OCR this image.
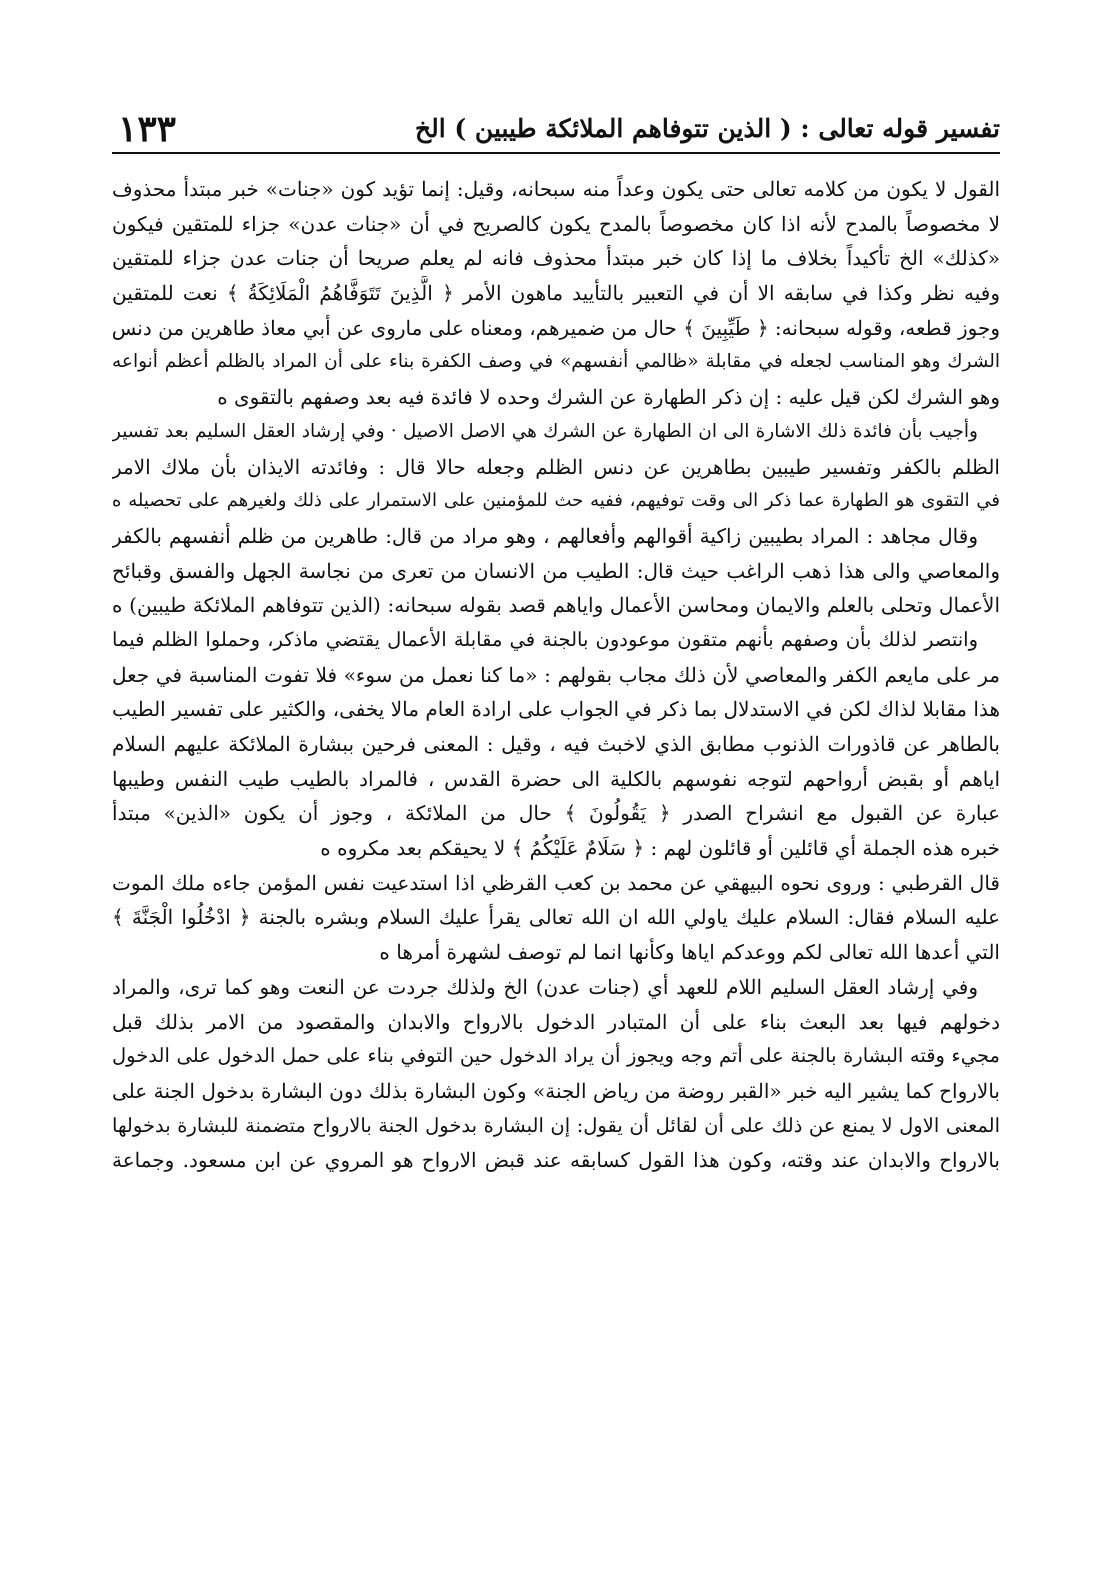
تفسير قوله تعالى : ( الذين تتوفاهم الملائكة طيبين ) الخ
١٣٣
القول لا يكون من كلامه تعالى حتى يكون وعداً منه سبحانه، وقيل: إنما تؤيد كون «جنات» خبر مبتدأ محذوف
لا مخصوصاً بالمدح لأنه اذا كان مخصوصاً بالمدح يكون كالصريح في أن «جنات عدن» جزاء للمتقين فيكون
«كذلك» الخ تأكيداً بخلاف ما إذا كان خبر مبتدأ محذوف فانه لم يعلم صريحا أن جنات عدن جزاء للمتقين
وفيه نظر وكذا في سابقه الا أن في التعبير بالتأييد ماهون الأمر ﴿ الَّذِينَ تَتَوَفَّاهُمُ الْمَلَائِكَةُ ﴾ نعت للمتقين
وجوز قطعه، وقوله سبحانه: ﴿ طَيِّبِينَ ﴾ حال من ضميرهم، ومعناه على ماروى عن أبي معاذ طاهرين من دنس
الشرك وهو المناسب لجعله في مقابلة «ظالمي أنفسهم» في وصف الكفرة بناء على أن المراد بالظلم أعظم أنواعه
وهو الشرك لكن قيل عليه : إن ذكر الطهارة عن الشرك وحده لا فائدة فيه بعد وصفهم بالتقوى ه
وأجيب بأن فائدة ذلك الاشارة الى ان الطهارة عن الشرك هي الاصل الاصيل · وفي إرشاد العقل السليم بعد تفسير
الظلم بالكفر وتفسير طيبين بطاهرين عن دنس الظلم وجعله حالا قال : وفائدته الايذان بأن ملاك الامر
في التقوى هو الطهارة عما ذكر الى وقت توفيهم، ففيه حث للمؤمنين على الاستمرار على ذلك ولغيرهم على تحصيله ه
وقال مجاهد : المراد بطيبين زاكية أقوالهم وأفعالهم ، وهو مراد من قال: طاهرين من ظلم أنفسهم بالكفر
والمعاصي والى هذا ذهب الراغب حيث قال: الطيب من الانسان من تعرى من نجاسة الجهل والفسق وقبائح
الأعمال وتحلى بالعلم والايمان ومحاسن الأعمال واياهم قصد بقوله سبحانه: (الذين تتوفاهم الملائكة طيبين) ه
وانتصر لذلك بأن وصفهم بأنهم متقون موعودون بالجنة في مقابلة الأعمال يقتضي ماذكر، وحملوا الظلم فيما
مر على مايعم الكفر والمعاصي لأن ذلك مجاب بقولهم : «ما كنا نعمل من سوء» فلا تفوت المناسبة في جعل
هذا مقابلا لذاك لكن في الاستدلال بما ذكر في الجواب على ارادة العام مالا يخفى، والكثير على تفسير الطيب
بالطاهر عن قاذورات الذنوب مطابق الذي لاخبث فيه ، وقيل : المعنى فرحين ببشارة الملائكة عليهم السلام
اياهم أو بقبض أرواحهم لتوجه نفوسهم بالكلية الى حضرة القدس ، فالمراد بالطيب طيب النفس وطيبها
عبارة عن القبول مع انشراح الصدر ﴿ يَقُولُونَ ﴾ حال من الملائكة ، وجوز أن يكون «الذين» مبتدأ
خبره هذه الجملة أي قائلين أو قائلون لهم : ﴿ سَلَامٌ عَلَيْكُمُ ﴾ لا يحيقكم بعد مكروه ه
قال القرطبي : وروى نحوه البيهقي عن محمد بن كعب القرظي اذا استدعيت نفس المؤمن جاءه ملك الموت
عليه السلام فقال: السلام عليك ياولي الله ان الله تعالى يقرأ عليك السلام وبشره بالجنة ﴿ ادْخُلُوا الْجَنَّةَ ﴾
التي أعدها الله تعالى لكم ووعدكم اياها وكأنها انما لم توصف لشهرة أمرها ه
وفي إرشاد العقل السليم اللام للعهد أي (جنات عدن) الخ ولذلك جردت عن النعت وهو كما ترى، والمراد
دخولهم فيها بعد البعث بناء على أن المتبادر الدخول بالارواح والابدان والمقصود من الامر بذلك قبل
مجيء وقته البشارة بالجنة على أتم وجه ويجوز أن يراد الدخول حين التوفي بناء على حمل الدخول على الدخول
بالارواح كما يشير اليه خبر «القبر روضة من رياض الجنة» وكون البشارة بذلك دون البشارة بدخول الجنة على
المعنى الاول لا يمنع عن ذلك على أن لقائل أن يقول: إن البشارة بدخول الجنة بالارواح متضمنة للبشارة بدخولها
بالارواح والابدان عند وقته، وكون هذا القول كسابقه عند قبض الارواح هو المروي عن ابن مسعود. وجماعة
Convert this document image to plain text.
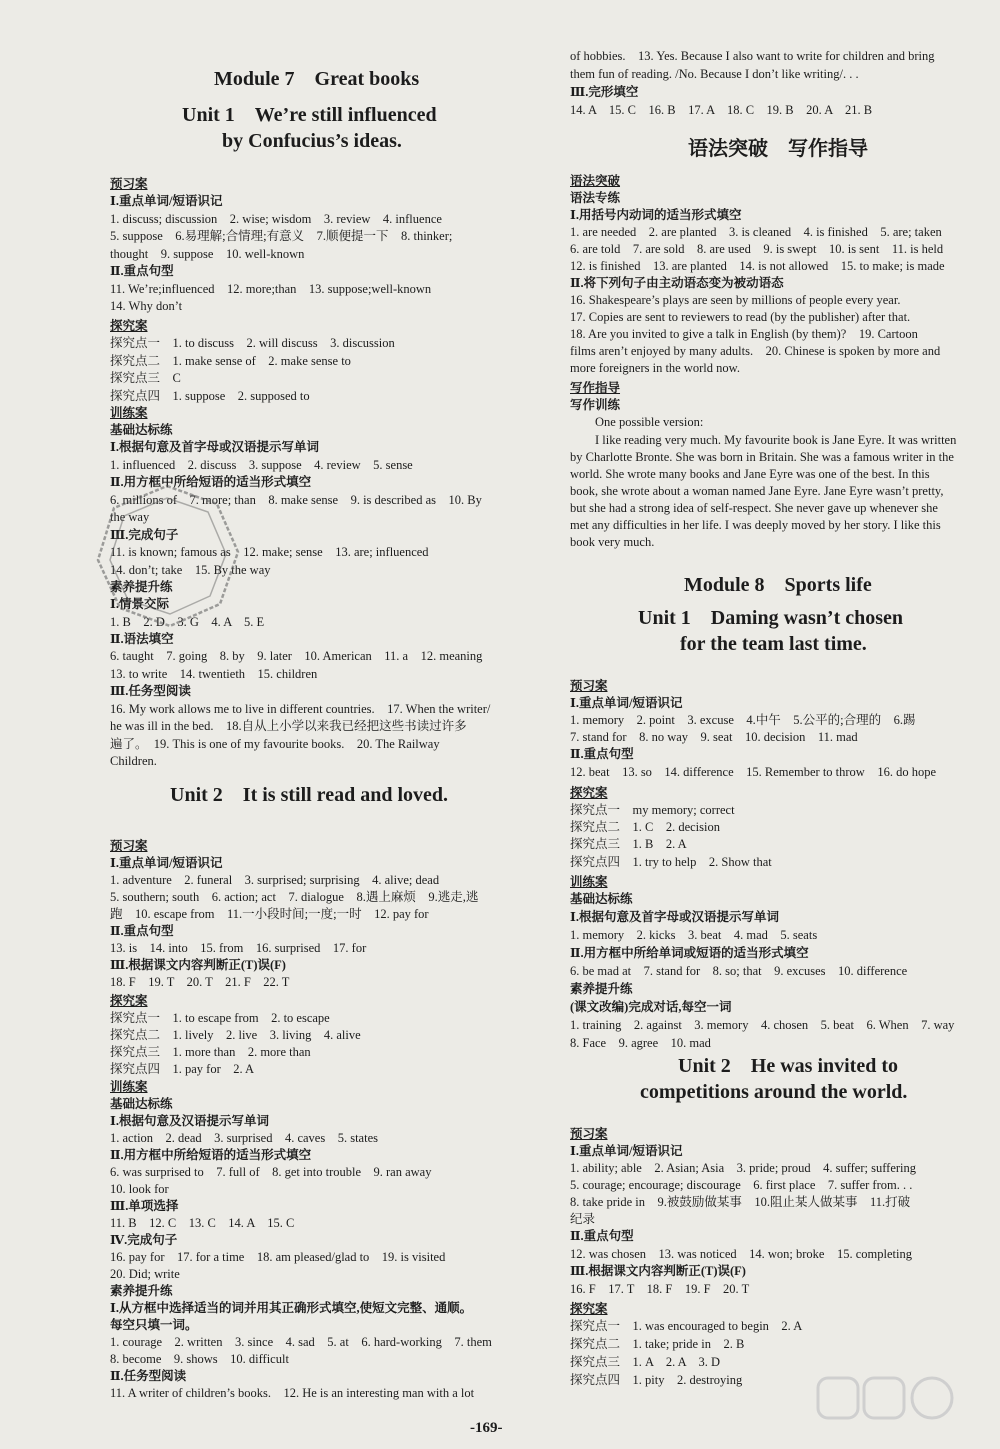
Module 7　Great books
Unit 1　We’re still influenced
by Confucius’s ideas.
预习案
Ⅰ.重点单词/短语识记
1. discuss; discussion　2. wise; wisdom　3. review　4. influence
5. suppose　6.易理解;合情理;有意义　7.顺便提一下　8. thinker;
thought　9. suppose　10. well-known
Ⅱ.重点句型
11. We’re;influenced　12. more;than　13. suppose;well-known
14. Why don’t
探究案
探究点一　1. to discuss　2. will discuss　3. discussion
探究点二　1. make sense of　2. make sense to
探究点三　C
探究点四　1. suppose　2. supposed to
训练案
基础达标练
Ⅰ.根据句意及首字母或汉语提示写单词
1. influenced　2. discuss　3. suppose　4. review　5. sense
Ⅱ.用方框中所给短语的适当形式填空
6. millions of　7. more; than　8. make sense　9. is described as　10. By
the way
Ⅲ.完成句子
11. is known; famous as　12. make; sense　13. are; influenced
14. don’t; take　15. By the way
素养提升练
Ⅰ.情景交际
1. B　2. D　3. G　4. A　5. E
Ⅱ.语法填空
6. taught　7. going　8. by　9. later　10. American　11. a　12. meaning
13. to write　14. twentieth　15. children
Ⅲ.任务型阅读
16. My work allows me to live in different countries.　17. When the writer/
he was ill in the bed.　18.自从上小学以来我已经把这些书读过许多
遍了。　19. This is one of my favourite books.　20. The Railway
Children.
Unit 2　It is still read and loved.
预习案
Ⅰ.重点单词/短语识记
1. adventure　2. funeral　3. surprised; surprising　4. alive; dead
5. southern; south　6. action; act　7. dialogue　8.遇上麻烦　9.逃走,逃
跑　10. escape from　11.一小段时间;一度;一时　12. pay for
Ⅱ.重点句型
13. is　14. into　15. from　16. surprised　17. for
Ⅲ.根据课文内容判断正(T)误(F)
18. F　19. T　20. T　21. F　22. T
探究案
探究点一　1. to escape from　2. to escape
探究点二　1. lively　2. live　3. living　4. alive
探究点三　1. more than　2. more than
探究点四　1. pay for　2. A
训练案
基础达标练
Ⅰ.根据句意及汉语提示写单词
1. action　2. dead　3. surprised　4. caves　5. states
Ⅱ.用方框中所给短语的适当形式填空
6. was surprised to　7. full of　8. get into trouble　9. ran away
10. look for
Ⅲ.单项选择
11. B　12. C　13. C　14. A　15. C
Ⅳ.完成句子
16. pay for　17. for a time　18. am pleased/glad to　19. is visited
20. Did; write
素养提升练
Ⅰ.从方框中选择适当的词并用其正确形式填空,使短文完整、通顺。
每空只填一词。
1. courage　2. written　3. since　4. sad　5. at　6. hard-working　7. them
8. become　9. shows　10. difficult
Ⅱ.任务型阅读
11. A writer of children’s books.　12. He is an interesting man with a lot
of hobbies.　13. Yes. Because I also want to write for children and bring
them fun of reading. /No. Because I don’t like writing/. . .
Ⅲ.完形填空
14. A　15. C　16. B　17. A　18. C　19. B　20. A　21. B
语法突破　写作指导
语法突破
语法专练
Ⅰ.用括号内动词的适当形式填空
1. are needed　2. are planted　3. is cleaned　4. is finished　5. are; taken
6. are told　7. are sold　8. are used　9. is swept　10. is sent　11. is held
12. is finished　13. are planted　14. is not allowed　15. to make; is made
Ⅱ.将下列句子由主动语态变为被动语态
16. Shakespeare’s plays are seen by millions of people every year.
17. Copies are sent to reviewers to read (by the publisher) after that.
18. Are you invited to give a talk in English (by them)?　19. Cartoon
films aren’t enjoyed by many adults.　20. Chinese is spoken by more and
more foreigners in the world now.
写作指导
写作训练
　　One possible version:
　　I like reading very much. My favourite book is Jane Eyre. It was written
by Charlotte Bronte. She was born in Britain. She was a famous writer in the
world. She wrote many books and Jane Eyre was one of the best. In this
book, she wrote about a woman named Jane Eyre. Jane Eyre wasn’t pretty,
but she had a strong idea of self-respect. She never gave up whenever she
met any difficulties in her life. I was deeply moved by her story. I like this
book very much.
Module 8　Sports life
Unit 1　Daming wasn’t chosen
for the team last time.
预习案
Ⅰ.重点单词/短语识记
1. memory　2. point　3. excuse　4.中午　5.公平的;合理的　6.踢
7. stand for　8. no way　9. seat　10. decision　11. mad
Ⅱ.重点句型
12. beat　13. so　14. difference　15. Remember to throw　16. do hope
探究案
探究点一　my memory; correct
探究点二　1. C　2. decision
探究点三　1. B　2. A
探究点四　1. try to help　2. Show that
训练案
基础达标练
Ⅰ.根据句意及首字母或汉语提示写单词
1. memory　2. kicks　3. beat　4. mad　5. seats
Ⅱ.用方框中所给单词或短语的适当形式填空
6. be mad at　7. stand for　8. so; that　9. excuses　10. difference
素养提升练
(课文改编)完成对话,每空一词
1. training　2. against　3. memory　4. chosen　5. beat　6. When　7. way
8. Face　9. agree　10. mad
Unit 2　He was invited to
competitions around the world.
预习案
Ⅰ.重点单词/短语识记
1. ability; able　2. Asian; Asia　3. pride; proud　4. suffer; suffering
5. courage; encourage; discourage　6. first place　7. suffer from. . .
8. take pride in　9.被鼓励做某事　10.阻止某人做某事　11.打破
纪录
Ⅱ.重点句型
12. was chosen　13. was noticed　14. won; broke　15. completing
Ⅲ.根据课文内容判断正(T)误(F)
16. F　17. T　18. F　19. F　20. T
探究案
探究点一　1. was encouraged to begin　2. A
探究点二　1. take; pride in　2. B
探究点三　1. A　2. A　3. D
探究点四　1. pity　2. destroying
-169-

▶ AIM OF THE TASK:
Copy, from the material above, each line in which the string "الملائكة" occurs.

▶ SOLUTION TO THIS PROBLEM:
تفسير قوله تعالى : ( الذين تتوفاهم الملائكة طيبين ) الخ
الأعمال وتحلى بالعلم والايمان ومحاسن الأعمال واياهم قصد بقوله سبحانه: (الذين تتوفاهم الملائكة طيبين) ه
بالطاهر عن قاذورات الذنوب مطابق الذي لاخبث فيه ، وقيل : المعنى فرحين ببشارة الملائكة عليهم السلام
عبارة عن القبول مع انشراح الصدر ﴿ يَقُولُونَ ﴾ حال من الملائكة ، وجوز أن يكون «الذين» مبتدأ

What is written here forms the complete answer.